## Data records
[start]

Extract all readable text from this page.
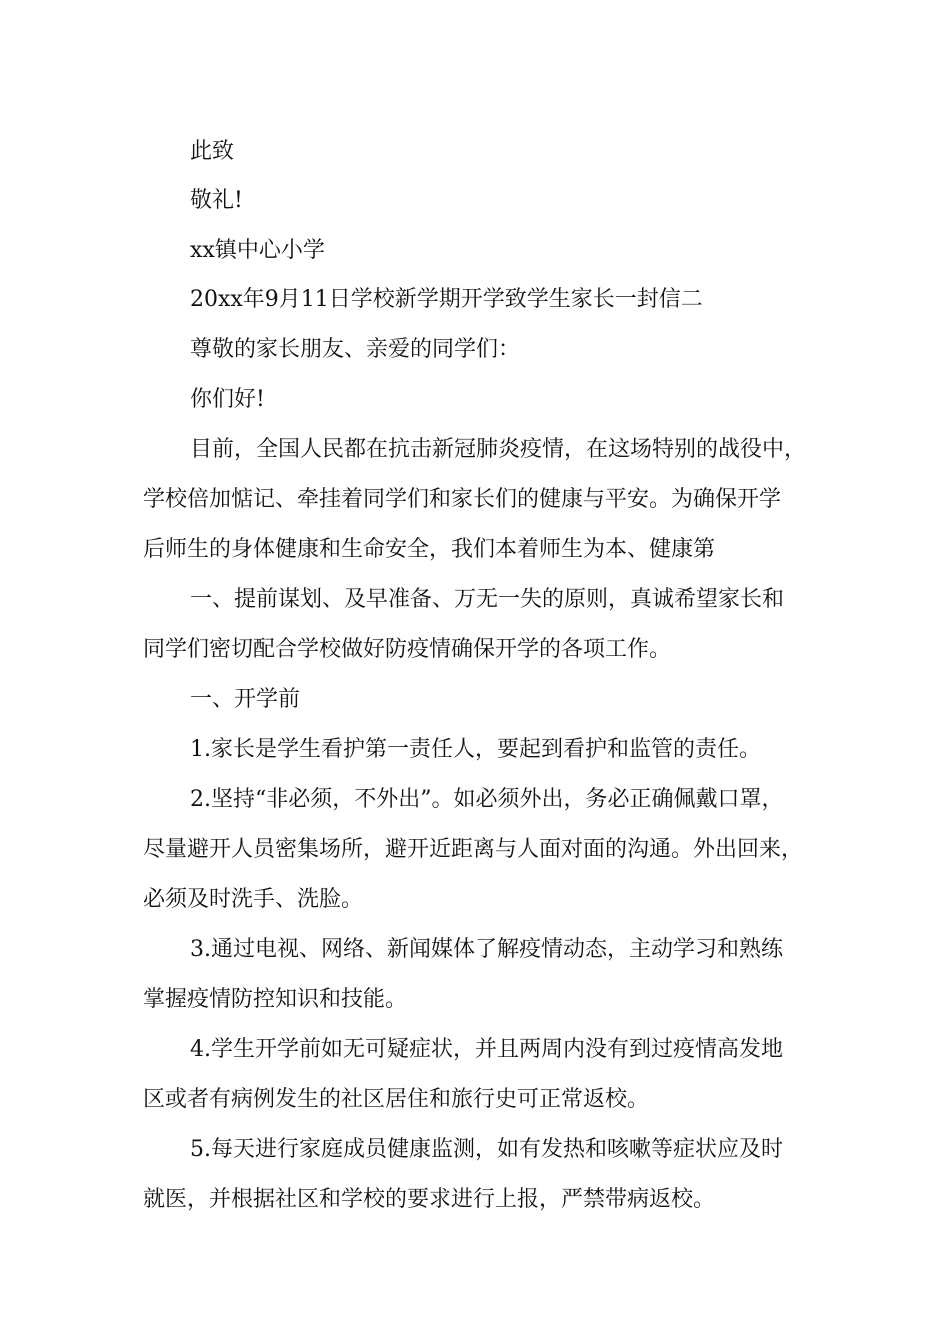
此致
敬礼!
xx镇中心小学
20xx年9月11日学校新学期开学致学生家长一封信二
尊敬的家长朋友、亲爱的同学们：
你们好!
目前，全国人民都在抗击新冠肺炎疫情，在这场特别的战役中，
学校倍加惦记、牵挂着同学们和家长们的健康与平安。为确保开学
后师生的身体健康和生命安全，我们本着师生为本、健康第
一、提前谋划、及早准备、万无一失的原则，真诚希望家长和
同学们密切配合学校做好防疫情确保开学的各项工作。
一、开学前
1.家长是学生看护第一责任人，要起到看护和监管的责任。
2.坚持“非必须，不外出”。如必须外出，务必正确佩戴口罩，
尽量避开人员密集场所，避开近距离与人面对面的沟通。外出回来，
必须及时洗手、洗脸。
3.通过电视、网络、新闻媒体了解疫情动态，主动学习和熟练
掌握疫情防控知识和技能。
4.学生开学前如无可疑症状，并且两周内没有到过疫情高发地
区或者有病例发生的社区居住和旅行史可正常返校。
5.每天进行家庭成员健康监测，如有发热和咳嗽等症状应及时
就医，并根据社区和学校的要求进行上报，严禁带病返校。
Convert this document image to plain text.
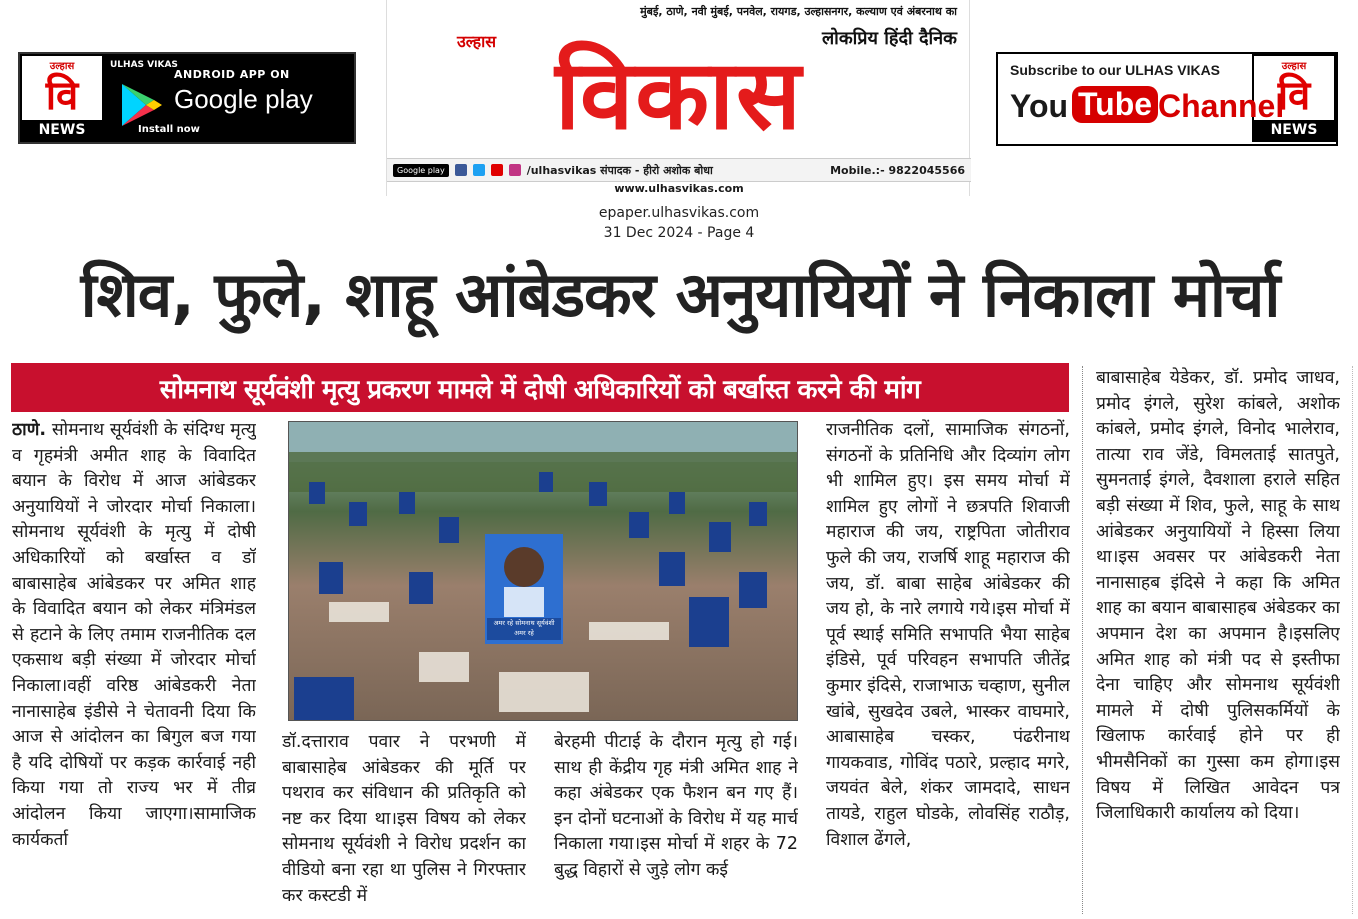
उल्हास
वि
NEWS
ULHAS VIKAS
ANDROID APP ON
Google play
Install now
मुंबई, ठाणे, नवी मुंबई, पनवेल, रायगड, उल्हासनगर, कल्याण एवं अंबरनाथ का
लोकप्रिय हिंदी दैनिक
उल्हास विकास
Google play	/ulhasvikas संपादक - हीरो अशोक बोधा	Mobile.:- 9822045566
www.ulhasvikas.com
Subscribe to our ULHAS VIKAS
You Tube Channel
उल्हास
वि
NEWS
epaper.ulhasvikas.com
31 Dec 2024 - Page 4
शिव, फुले, शाहू आंबेडकर अनुयायियों ने निकाला मोर्चा
सोमनाथ सूर्यवंशी मृत्यु प्रकरण मामले में दोषी अधिकारियों को बर्खास्त करने की मांग
ठाणे. सोमनाथ सूर्यवंशी के संदिग्ध मृत्यु व गृहमंत्री अमीत शाह के विवादित बयान के विरोध में आज आंबेडकर अनुयायियों ने जोरदार मोर्चा निकाला।सोमनाथ सूर्यवंशी के मृत्यु में दोषी अधिकारियों को बर्खास्त व डॉ बाबासाहेब आंबेडकर पर अमित शाह के विवादित बयान को लेकर मंत्रिमंडल से हटाने के लिए तमाम राजनीतिक दल एकसाथ बड़ी संख्या में जोरदार मोर्चा निकाला।वहीं वरिष्ठ आंबेडकरी नेता नानासाहेब इंडीसे ने चेतावनी दिया कि आज से आंदोलन का बिगुल बज गया है यदि दोषियों पर कड़क कार्रवाई नही किया गया तो राज्य भर में तीव्र आंदोलन किया जाएगा।सामाजिक कार्यकर्ता
अमर रहे सोमनाथ सूर्यवंशी अमर रहे
डॉ.दत्ताराव पवार ने परभणी में बाबासाहेब आंबेडकर की मूर्ति पर पथराव कर संविधान की प्रतिकृति को नष्ट कर दिया था।इस विषय को लेकर सोमनाथ सूर्यवंशी ने विरोध प्रदर्शन का वीडियो बना रहा था पुलिस ने गिरफ्तार कर कस्टडी में
बेरहमी पीटाई के दौरान मृत्यु हो गई।साथ ही केंद्रीय गृह मंत्री अमित शाह ने कहा अंबेडकर एक फैशन बन गए हैं।इन दोनों घटनाओं के विरोध में यह मार्च निकाला गया।इस मोर्चा में शहर के 72 बुद्ध विहारों से जुड़े लोग कई
राजनीतिक दलों, सामाजिक संगठनों, संगठनों के प्रतिनिधि और दिव्यांग लोग भी शामिल हुए। इस समय मोर्चा में शामिल हुए लोगों ने छत्रपति शिवाजी महाराज की जय, राष्ट्रपिता जोतीराव फुले की जय, राजर्षि शाहू महाराज की जय, डॉ. बाबा साहेब आंबेडकर की जय हो, के नारे लगाये गये।इस मोर्चा में पूर्व स्थाई समिति सभापति भैया साहेब इंडिसे, पूर्व परिवहन सभापति जीतेंद्र कुमार इंदिसे, राजाभाऊ चव्हाण, सुनील खांबे, सुखदेव उबले, भास्कर वाघमारे, आबासाहेब चस्कर, पंढरीनाथ गायकवाड, गोविंद पठारे, प्रल्हाद मगरे, जयवंत बेले, शंकर जामदादे, साधन तायडे, राहुल घोडके, लोवसिंह राठौड़, विशाल ढेंगले,
बाबासाहेब येडेकर, डॉ. प्रमोद जाधव, प्रमोद इंगले, सुरेश कांबले, अशोक कांबले, प्रमोद इंगले, विनोद भालेराव, तात्या राव जेंडे, विमलताई सातपुते, सुमनताई इंगले, दैवशाला हराले सहित बड़ी संख्या में शिव, फुले, साहू के साथ आंबेडकर अनुयायियों ने हिस्सा लिया था।इस अवसर पर आंबेडकरी नेता नानासाहब इंदिसे ने कहा कि अमित शाह का बयान बाबासाहब अंबेडकर का अपमान देश का अपमान है।इसलिए अमित शाह को मंत्री पद से इस्तीफा देना चाहिए और सोमनाथ सूर्यवंशी मामले में दोषी पुलिसकर्मियों के खिलाफ कार्रवाई होने पर ही भीमसैनिकों का गुस्सा कम होगा।इस विषय में लिखित आवेदन पत्र जिलाधिकारी कार्यालय को दिया।
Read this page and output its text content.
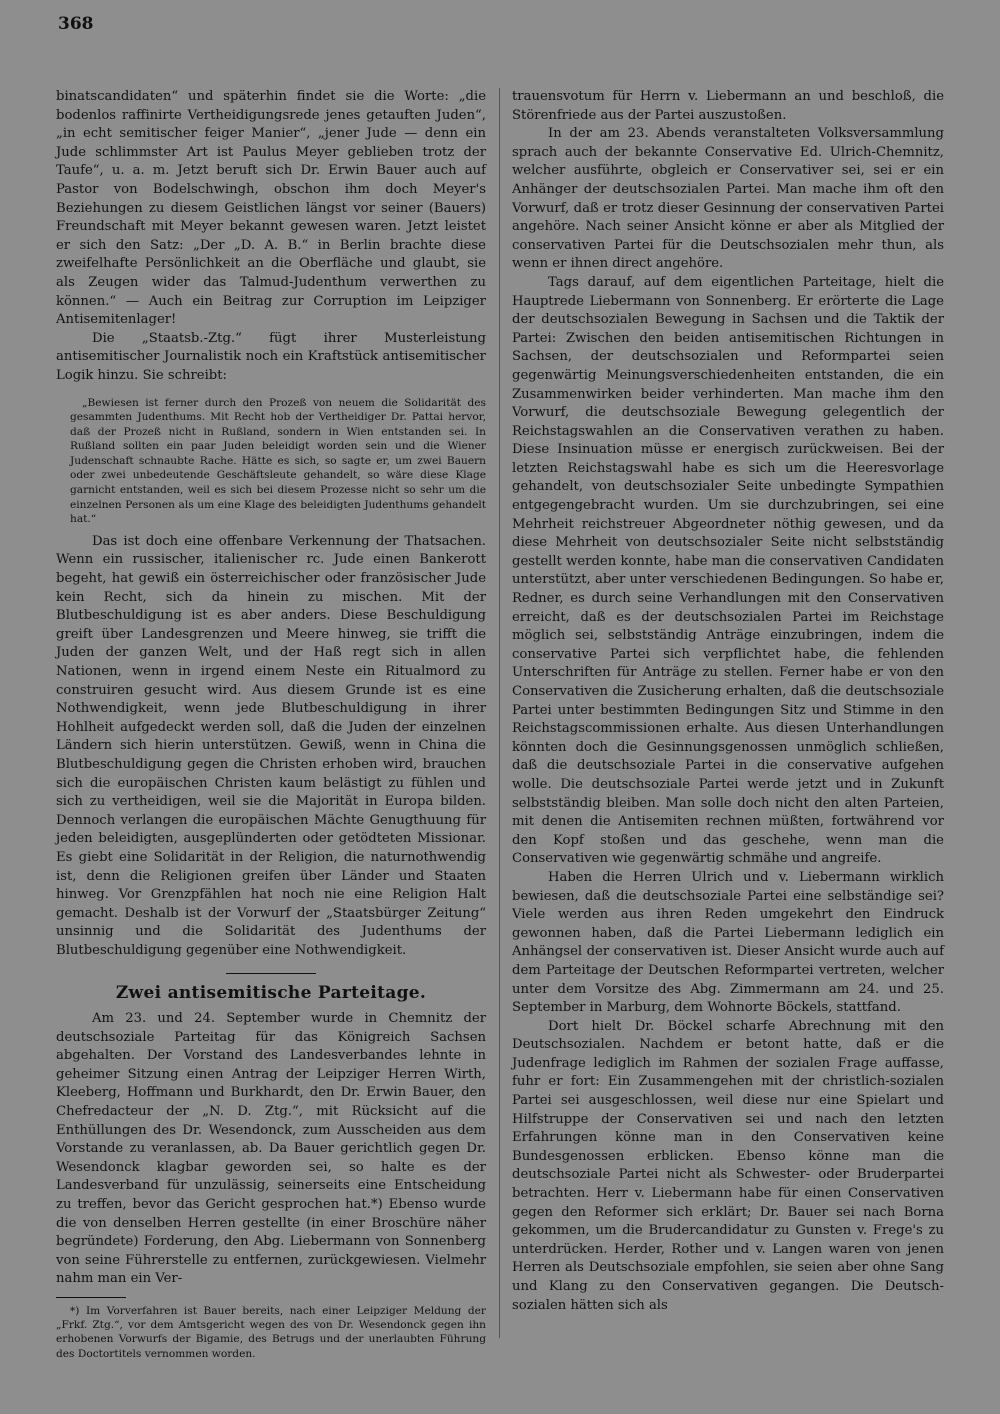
368

binatscandidaten“ und späterhin findet sie die Worte: „die bodenlos raffinirte Vertheidigungsrede jenes getauften Juden“, „in echt semitischer feiger Manier“, „jener Jude — denn ein Jude schlimmster Art ist Paulus Meyer geblieben trotz der Taufe“, u. a. m. Jetzt beruft sich Dr. Erwin Bauer auch auf Pastor von Bodelschwingh, obschon ihm doch Meyer's Beziehungen zu diesem Geistlichen längst vor seiner (Bauers) Freundschaft mit Meyer bekannt gewesen waren. Jetzt leistet er sich den Satz: „Der „D. A. B.“ in Berlin brachte diese zweifelhafte Persönlichkeit an die Oberfläche und glaubt, sie als Zeugen wider das Talmud-Judenthum verwerthen zu können.“ — Auch ein Beitrag zur Corruption im Leipziger Antisemitenlager!

Die „Staatsb.-Ztg.“ fügt ihrer Musterleistung antisemitischer Journalistik noch ein Kraftstück antisemitischer Logik hinzu. Sie schreibt:

„Bewiesen ist ferner durch den Prozeß von neuem die Solidarität des gesammten Judenthums. Mit Recht hob der Vertheidiger Dr. Pattai hervor, daß der Prozeß nicht in Rußland, sondern in Wien entstanden sei. In Rußland sollten ein paar Juden beleidigt worden sein und die Wiener Judenschaft schnaubte Rache. Hätte es sich, so sagte er, um zwei Bauern oder zwei unbedeutende Geschäftsleute gehandelt, so wäre diese Klage garnicht entstanden, weil es sich bei diesem Prozesse nicht so sehr um die einzelnen Personen als um eine Klage des beleidigten Judenthums gehandelt hat.“

Das ist doch eine offenbare Verkennung der Thatsachen. Wenn ein russischer, italienischer rc. Jude einen Bankerott begeht, hat gewiß ein österreichischer oder französischer Jude kein Recht, sich da hinein zu mischen. Mit der Blutbeschuldigung ist es aber anders. Diese Beschuldigung greift über Landesgrenzen und Meere hinweg, sie trifft die Juden der ganzen Welt, und der Haß regt sich in allen Nationen, wenn in irgend einem Neste ein Ritualmord zu construiren gesucht wird. Aus diesem Grunde ist es eine Nothwendigkeit, wenn jede Blutbeschuldigung in ihrer Hohlheit aufgedeckt werden soll, daß die Juden der einzelnen Ländern sich hierin unterstützen. Gewiß, wenn in China die Blutbeschuldigung gegen die Christen erhoben wird, brauchen sich die europäischen Christen kaum belästigt zu fühlen und sich zu vertheidigen, weil sie die Majorität in Europa bilden. Dennoch verlangen die europäischen Mächte Genugthuung für jeden beleidigten, ausgeplünderten oder getödteten Missionar. Es giebt eine Solidarität in der Religion, die naturnothwendig ist, denn die Religionen greifen über Länder und Staaten hinweg. Vor Grenzpfählen hat noch nie eine Religion Halt gemacht. Deshalb ist der Vorwurf der „Staatsbürger Zeitung“ unsinnig und die Solidarität des Judenthums der Blutbeschuldigung gegenüber eine Nothwendigkeit.

Zwei antisemitische Parteitage.

Am 23. und 24. September wurde in Chemnitz der deutschsoziale Parteitag für das Königreich Sachsen abgehalten. Der Vorstand des Landesverbandes lehnte in geheimer Sitzung einen Antrag der Leipziger Herren Wirth, Kleeberg, Hoffmann und Burkhardt, den Dr. Erwin Bauer, den Chefredacteur der „N. D. Ztg.“, mit Rücksicht auf die Enthüllungen des Dr. Wesendonck, zum Ausscheiden aus dem Vorstande zu veranlassen, ab. Da Bauer gerichtlich gegen Dr. Wesendonck klagbar geworden sei, so halte es der Landesverband für unzulässig, seinerseits eine Entscheidung zu treffen, bevor das Gericht gesprochen hat.*) Ebenso wurde die von denselben Herren gestellte (in einer Broschüre näher begründete) Forderung, den Abg. Liebermann von Sonnenberg von seine Führerstelle zu entfernen, zurückgewiesen. Vielmehr nahm man ein Ver-

*) Im Vorverfahren ist Bauer bereits, nach einer Leipziger Meldung der „Frkf. Ztg.“, vor dem Amtsgericht wegen des von Dr. Wesendonck gegen ihn erhobenen Vorwurfs der Bigamie, des Betrugs und der unerlaubten Führung des Doctortitels vernommen worden.

trauensvotum für Herrn v. Liebermann an und beschloß, die Störenfriede aus der Partei auszustoßen.

In der am 23. Abends veranstalteten Volksversammlung sprach auch der bekannte Conservative Ed. Ulrich-Chemnitz, welcher ausführte, obgleich er Conservativer sei, sei er ein Anhänger der deutschsozialen Partei. Man mache ihm oft den Vorwurf, daß er trotz dieser Gesinnung der conservativen Partei angehöre. Nach seiner Ansicht könne er aber als Mitglied der conservativen Partei für die Deutschsozialen mehr thun, als wenn er ihnen direct angehöre.

Tags darauf, auf dem eigentlichen Parteitage, hielt die Hauptrede Liebermann von Sonnenberg. Er erörterte die Lage der deutschsozialen Bewegung in Sachsen und die Taktik der Partei: Zwischen den beiden antisemitischen Richtungen in Sachsen, der deutschsozialen und Reformpartei seien gegenwärtig Meinungsverschiedenheiten entstanden, die ein Zusammenwirken beider verhinderten. Man mache ihm den Vorwurf, die deutschsoziale Bewegung gelegentlich der Reichstagswahlen an die Conservativen verathen zu haben. Diese Insinuation müsse er energisch zurückweisen. Bei der letzten Reichstagswahl habe es sich um die Heeresvorlage gehandelt, von deutschsozialer Seite unbedingte Sympathien entgegengebracht wurden. Um sie durchzubringen, sei eine Mehrheit reichstreuer Abgeordneter nöthig gewesen, und da diese Mehrheit von deutschsozialer Seite nicht selbstständig gestellt werden konnte, habe man die conservativen Candidaten unterstützt, aber unter verschiedenen Bedingungen. So habe er, Redner, es durch seine Verhandlungen mit den Conservativen erreicht, daß es der deutschsozialen Partei im Reichstage möglich sei, selbstständig Anträge einzubringen, indem die conservative Partei sich verpflichtet habe, die fehlenden Unterschriften für Anträge zu stellen. Ferner habe er von den Conservativen die Zusicherung erhalten, daß die deutschsoziale Partei unter bestimmten Bedingungen Sitz und Stimme in den Reichstagscommissionen erhalte. Aus diesen Unterhandlungen könnten doch die Gesinnungsgenossen unmöglich schließen, daß die deutschsoziale Partei in die conservative aufgehen wolle. Die deutschsoziale Partei werde jetzt und in Zukunft selbstständig bleiben. Man solle doch nicht den alten Parteien, mit denen die Antisemiten rechnen müßten, fortwährend vor den Kopf stoßen und das geschehe, wenn man die Conservativen wie gegenwärtig schmähe und angreife.

Haben die Herren Ulrich und v. Liebermann wirklich bewiesen, daß die deutschsoziale Partei eine selbständige sei? Viele werden aus ihren Reden umgekehrt den Eindruck gewonnen haben, daß die Partei Liebermann lediglich ein Anhängsel der conservativen ist. Dieser Ansicht wurde auch auf dem Parteitage der Deutschen Reformpartei vertreten, welcher unter dem Vorsitze des Abg. Zimmermann am 24. und 25. September in Marburg, dem Wohnorte Böckels, stattfand.

Dort hielt Dr. Böckel scharfe Abrechnung mit den Deutschsozialen. Nachdem er betont hatte, daß er die Judenfrage lediglich im Rahmen der sozialen Frage auffasse, fuhr er fort: Ein Zusammengehen mit der christlich-sozialen Partei sei ausgeschlossen, weil diese nur eine Spielart und Hilfstruppe der Conservativen sei und nach den letzten Erfahrungen könne man in den Conservativen keine Bundesgenossen erblicken. Ebenso könne man die deutschsoziale Partei nicht als Schwester- oder Bruderpartei betrachten. Herr v. Liebermann habe für einen Conservativen gegen den Reformer sich erklärt; Dr. Bauer sei nach Borna gekommen, um die Brudercandidatur zu Gunsten v. Frege's zu unterdrücken. Herder, Rother und v. Langen waren von jenen Herren als Deutschsoziale empfohlen, sie seien aber ohne Sang und Klang zu den Conservativen gegangen. Die Deutsch-sozialen hätten sich als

[end]

## What needs to be done
List every line above that holds the word "Ansicht".

## Expected answer
In der am 23. Abends veranstalteten Volksversammlung sprach auch der bekannte Conservative Ed. Ulrich-Chemnitz, welcher ausführte, obgleich er Conservativer sei, sei er ein Anhänger der deutschsozialen Partei. Man mache ihm oft den Vorwurf, daß er trotz dieser Gesinnung der conservativen Partei angehöre. Nach seiner Ansicht könne er aber als Mitglied der conservativen Partei für die Deutschsozialen mehr thun, als wenn er ihnen direct angehöre.
Haben die Herren Ulrich und v. Liebermann wirklich bewiesen, daß die deutschsoziale Partei eine selbständige sei? Viele werden aus ihren Reden umgekehrt den Eindruck gewonnen haben, daß die Partei Liebermann lediglich ein Anhängsel der conservativen ist. Dieser Ansicht wurde auch auf dem Parteitage der Deutschen Reformpartei vertreten, welcher unter dem Vorsitze des Abg. Zimmermann am 24. und 25. September in Marburg, dem Wohnorte Böckels, stattfand.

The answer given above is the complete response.